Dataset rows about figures
◆ ◆ ◆ ◆
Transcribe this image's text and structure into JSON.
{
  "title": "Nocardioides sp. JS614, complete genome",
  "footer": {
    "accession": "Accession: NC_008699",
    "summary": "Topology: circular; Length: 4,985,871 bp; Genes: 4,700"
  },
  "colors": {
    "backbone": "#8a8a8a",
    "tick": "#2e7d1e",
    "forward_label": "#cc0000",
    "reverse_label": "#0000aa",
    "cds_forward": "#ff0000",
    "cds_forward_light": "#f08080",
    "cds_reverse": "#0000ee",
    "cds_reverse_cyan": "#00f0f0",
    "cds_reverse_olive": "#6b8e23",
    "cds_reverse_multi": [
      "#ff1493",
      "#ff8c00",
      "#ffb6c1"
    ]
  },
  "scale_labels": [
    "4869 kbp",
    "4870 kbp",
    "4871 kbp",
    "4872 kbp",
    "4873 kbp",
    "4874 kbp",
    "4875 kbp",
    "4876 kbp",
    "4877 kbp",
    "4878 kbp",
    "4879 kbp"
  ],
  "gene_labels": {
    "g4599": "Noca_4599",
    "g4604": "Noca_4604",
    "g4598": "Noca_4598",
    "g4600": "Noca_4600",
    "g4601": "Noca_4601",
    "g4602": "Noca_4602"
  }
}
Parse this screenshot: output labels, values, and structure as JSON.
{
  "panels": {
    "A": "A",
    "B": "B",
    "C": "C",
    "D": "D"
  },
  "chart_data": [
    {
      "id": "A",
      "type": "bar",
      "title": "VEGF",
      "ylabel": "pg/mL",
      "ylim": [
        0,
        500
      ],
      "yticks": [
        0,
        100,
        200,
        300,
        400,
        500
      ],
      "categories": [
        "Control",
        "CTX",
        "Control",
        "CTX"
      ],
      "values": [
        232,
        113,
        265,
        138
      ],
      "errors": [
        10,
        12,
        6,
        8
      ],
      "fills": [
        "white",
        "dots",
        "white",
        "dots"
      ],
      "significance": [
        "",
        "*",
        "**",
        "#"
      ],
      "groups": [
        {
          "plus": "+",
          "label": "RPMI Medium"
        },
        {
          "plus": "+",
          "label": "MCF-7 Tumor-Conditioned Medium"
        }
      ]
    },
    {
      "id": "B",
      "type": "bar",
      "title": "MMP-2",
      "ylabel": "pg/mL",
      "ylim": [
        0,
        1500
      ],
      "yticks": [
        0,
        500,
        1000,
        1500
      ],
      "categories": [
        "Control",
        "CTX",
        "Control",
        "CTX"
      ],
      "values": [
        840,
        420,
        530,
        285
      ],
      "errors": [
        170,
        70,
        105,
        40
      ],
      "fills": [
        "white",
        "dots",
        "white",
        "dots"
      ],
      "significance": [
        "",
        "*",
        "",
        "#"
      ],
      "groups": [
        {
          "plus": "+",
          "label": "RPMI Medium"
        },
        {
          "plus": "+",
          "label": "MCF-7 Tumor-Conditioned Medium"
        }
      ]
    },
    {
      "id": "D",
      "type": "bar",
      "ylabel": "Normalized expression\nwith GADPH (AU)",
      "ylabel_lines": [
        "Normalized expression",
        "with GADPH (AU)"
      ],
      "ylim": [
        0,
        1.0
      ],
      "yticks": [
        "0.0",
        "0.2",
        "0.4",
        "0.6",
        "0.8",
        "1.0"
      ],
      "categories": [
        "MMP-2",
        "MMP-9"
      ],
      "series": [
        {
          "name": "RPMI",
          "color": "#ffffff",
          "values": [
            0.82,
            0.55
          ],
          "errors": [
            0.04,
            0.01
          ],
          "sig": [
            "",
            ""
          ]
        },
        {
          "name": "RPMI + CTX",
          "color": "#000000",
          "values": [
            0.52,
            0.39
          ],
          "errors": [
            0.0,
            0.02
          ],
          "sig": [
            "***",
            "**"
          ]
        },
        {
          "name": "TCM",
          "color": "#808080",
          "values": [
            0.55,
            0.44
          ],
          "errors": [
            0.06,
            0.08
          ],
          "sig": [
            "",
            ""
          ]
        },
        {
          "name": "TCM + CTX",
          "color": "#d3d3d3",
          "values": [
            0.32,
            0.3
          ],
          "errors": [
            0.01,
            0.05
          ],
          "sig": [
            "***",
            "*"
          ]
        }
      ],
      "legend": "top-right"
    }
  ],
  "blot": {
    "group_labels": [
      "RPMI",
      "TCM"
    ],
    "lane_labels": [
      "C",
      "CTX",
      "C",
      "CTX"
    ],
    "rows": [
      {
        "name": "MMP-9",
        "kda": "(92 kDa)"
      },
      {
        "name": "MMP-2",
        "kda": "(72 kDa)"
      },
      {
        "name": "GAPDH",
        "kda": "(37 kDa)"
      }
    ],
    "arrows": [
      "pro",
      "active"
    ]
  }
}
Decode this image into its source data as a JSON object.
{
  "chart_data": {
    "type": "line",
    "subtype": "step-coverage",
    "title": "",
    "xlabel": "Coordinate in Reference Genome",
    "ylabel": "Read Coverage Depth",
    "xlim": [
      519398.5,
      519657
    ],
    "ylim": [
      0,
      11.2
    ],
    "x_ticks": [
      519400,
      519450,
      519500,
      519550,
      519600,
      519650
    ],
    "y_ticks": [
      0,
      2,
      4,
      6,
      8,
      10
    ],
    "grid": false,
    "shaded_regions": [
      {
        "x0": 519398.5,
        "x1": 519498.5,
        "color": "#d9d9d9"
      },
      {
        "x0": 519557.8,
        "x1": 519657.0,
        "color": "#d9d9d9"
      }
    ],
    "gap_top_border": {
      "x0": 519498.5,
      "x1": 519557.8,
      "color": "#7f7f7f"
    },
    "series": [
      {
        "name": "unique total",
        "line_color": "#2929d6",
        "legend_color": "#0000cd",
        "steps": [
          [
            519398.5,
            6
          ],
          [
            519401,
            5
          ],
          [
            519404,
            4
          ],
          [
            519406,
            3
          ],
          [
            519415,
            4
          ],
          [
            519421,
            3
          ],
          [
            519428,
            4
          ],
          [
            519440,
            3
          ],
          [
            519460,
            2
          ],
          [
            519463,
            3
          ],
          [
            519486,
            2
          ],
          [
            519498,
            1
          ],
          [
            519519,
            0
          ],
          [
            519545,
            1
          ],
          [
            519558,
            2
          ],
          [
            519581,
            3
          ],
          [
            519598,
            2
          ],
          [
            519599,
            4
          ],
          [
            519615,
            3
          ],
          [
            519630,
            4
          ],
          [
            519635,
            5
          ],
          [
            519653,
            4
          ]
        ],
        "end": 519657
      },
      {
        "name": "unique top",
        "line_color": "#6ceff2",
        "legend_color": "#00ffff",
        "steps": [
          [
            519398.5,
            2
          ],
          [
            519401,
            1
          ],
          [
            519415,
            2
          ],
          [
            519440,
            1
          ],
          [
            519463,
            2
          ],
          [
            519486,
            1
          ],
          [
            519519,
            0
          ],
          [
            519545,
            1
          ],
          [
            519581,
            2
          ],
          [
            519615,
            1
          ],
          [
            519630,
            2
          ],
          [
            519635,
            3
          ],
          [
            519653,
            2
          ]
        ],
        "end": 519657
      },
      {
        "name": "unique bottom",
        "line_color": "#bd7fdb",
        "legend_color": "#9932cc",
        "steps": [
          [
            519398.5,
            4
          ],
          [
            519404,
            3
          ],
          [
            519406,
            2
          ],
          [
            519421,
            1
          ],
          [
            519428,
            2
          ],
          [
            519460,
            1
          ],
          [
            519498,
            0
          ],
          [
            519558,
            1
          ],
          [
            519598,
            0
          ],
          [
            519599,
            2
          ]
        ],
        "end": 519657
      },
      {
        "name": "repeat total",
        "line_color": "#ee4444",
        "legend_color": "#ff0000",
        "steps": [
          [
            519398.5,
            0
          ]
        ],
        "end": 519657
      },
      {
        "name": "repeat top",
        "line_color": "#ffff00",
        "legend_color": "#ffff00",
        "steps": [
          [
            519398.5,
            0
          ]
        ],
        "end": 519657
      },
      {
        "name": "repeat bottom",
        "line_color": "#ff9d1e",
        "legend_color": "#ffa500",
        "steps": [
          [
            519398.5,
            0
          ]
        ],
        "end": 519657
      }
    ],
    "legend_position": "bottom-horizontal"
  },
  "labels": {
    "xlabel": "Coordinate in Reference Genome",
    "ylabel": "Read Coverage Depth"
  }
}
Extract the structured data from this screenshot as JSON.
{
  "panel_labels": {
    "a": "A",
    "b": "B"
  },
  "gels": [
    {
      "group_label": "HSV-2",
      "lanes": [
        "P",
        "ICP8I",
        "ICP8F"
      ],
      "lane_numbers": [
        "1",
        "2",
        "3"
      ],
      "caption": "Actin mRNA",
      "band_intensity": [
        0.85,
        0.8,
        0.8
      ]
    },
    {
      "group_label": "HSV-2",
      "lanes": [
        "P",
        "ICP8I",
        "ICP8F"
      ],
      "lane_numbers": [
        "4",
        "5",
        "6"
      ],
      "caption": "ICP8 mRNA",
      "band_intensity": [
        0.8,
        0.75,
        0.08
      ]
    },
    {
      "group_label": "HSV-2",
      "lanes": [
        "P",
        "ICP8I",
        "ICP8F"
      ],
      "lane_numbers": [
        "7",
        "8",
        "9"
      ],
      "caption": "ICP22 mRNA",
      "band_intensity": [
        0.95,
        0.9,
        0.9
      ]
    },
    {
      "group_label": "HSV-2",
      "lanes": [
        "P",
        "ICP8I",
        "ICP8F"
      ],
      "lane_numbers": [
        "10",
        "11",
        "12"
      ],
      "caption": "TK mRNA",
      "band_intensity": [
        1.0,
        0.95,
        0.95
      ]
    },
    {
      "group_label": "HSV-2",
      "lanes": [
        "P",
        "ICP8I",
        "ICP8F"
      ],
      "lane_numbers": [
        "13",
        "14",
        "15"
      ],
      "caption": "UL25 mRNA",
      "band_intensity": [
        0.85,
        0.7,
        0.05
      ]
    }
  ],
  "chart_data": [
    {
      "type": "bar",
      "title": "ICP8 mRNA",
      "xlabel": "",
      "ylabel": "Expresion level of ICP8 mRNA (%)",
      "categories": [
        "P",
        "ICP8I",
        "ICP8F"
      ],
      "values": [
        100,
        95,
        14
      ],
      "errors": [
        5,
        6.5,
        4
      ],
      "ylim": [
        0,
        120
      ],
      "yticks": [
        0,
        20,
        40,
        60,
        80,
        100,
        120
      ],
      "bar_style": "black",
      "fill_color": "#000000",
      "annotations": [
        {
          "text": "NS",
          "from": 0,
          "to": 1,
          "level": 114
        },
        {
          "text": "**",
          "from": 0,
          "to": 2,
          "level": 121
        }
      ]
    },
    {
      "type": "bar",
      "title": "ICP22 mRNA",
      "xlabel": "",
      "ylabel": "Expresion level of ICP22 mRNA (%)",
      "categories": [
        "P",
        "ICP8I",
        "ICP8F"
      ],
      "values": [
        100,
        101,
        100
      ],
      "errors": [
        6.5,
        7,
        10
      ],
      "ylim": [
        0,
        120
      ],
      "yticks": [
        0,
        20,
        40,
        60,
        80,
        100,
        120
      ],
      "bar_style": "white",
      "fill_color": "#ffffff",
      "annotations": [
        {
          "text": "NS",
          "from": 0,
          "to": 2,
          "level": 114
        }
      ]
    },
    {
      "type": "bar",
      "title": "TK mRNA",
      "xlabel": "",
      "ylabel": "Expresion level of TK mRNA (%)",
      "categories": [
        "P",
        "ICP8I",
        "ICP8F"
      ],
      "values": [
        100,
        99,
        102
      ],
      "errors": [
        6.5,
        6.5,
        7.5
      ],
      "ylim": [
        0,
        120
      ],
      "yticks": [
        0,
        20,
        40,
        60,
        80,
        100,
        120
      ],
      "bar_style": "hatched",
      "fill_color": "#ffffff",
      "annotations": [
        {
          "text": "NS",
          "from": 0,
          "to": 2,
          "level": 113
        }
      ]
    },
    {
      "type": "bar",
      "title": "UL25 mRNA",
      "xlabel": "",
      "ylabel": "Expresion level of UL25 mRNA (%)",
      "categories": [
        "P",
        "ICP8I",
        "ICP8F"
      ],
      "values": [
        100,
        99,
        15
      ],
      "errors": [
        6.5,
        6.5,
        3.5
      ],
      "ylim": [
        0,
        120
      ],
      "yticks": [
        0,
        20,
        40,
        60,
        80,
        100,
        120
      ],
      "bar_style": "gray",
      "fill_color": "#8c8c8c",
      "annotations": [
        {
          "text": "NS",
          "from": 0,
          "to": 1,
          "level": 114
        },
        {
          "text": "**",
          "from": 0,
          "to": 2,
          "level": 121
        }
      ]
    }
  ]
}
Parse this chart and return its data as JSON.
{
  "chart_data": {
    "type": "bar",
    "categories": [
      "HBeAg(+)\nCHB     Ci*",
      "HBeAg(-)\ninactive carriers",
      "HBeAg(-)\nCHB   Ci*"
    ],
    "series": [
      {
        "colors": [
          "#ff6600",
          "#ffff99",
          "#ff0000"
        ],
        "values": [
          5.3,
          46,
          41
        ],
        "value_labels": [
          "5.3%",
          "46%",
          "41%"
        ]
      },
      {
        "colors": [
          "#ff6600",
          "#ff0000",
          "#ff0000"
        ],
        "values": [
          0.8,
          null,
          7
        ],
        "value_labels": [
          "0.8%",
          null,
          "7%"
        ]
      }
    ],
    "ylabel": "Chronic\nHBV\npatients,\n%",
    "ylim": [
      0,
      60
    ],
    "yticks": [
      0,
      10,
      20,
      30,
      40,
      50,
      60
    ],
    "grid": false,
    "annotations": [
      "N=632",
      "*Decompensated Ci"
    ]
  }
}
◆ ◆ ◆ ◆
Action item>
For the word "Read", count the lines of the data that contain it and state only that count.

Task output>
2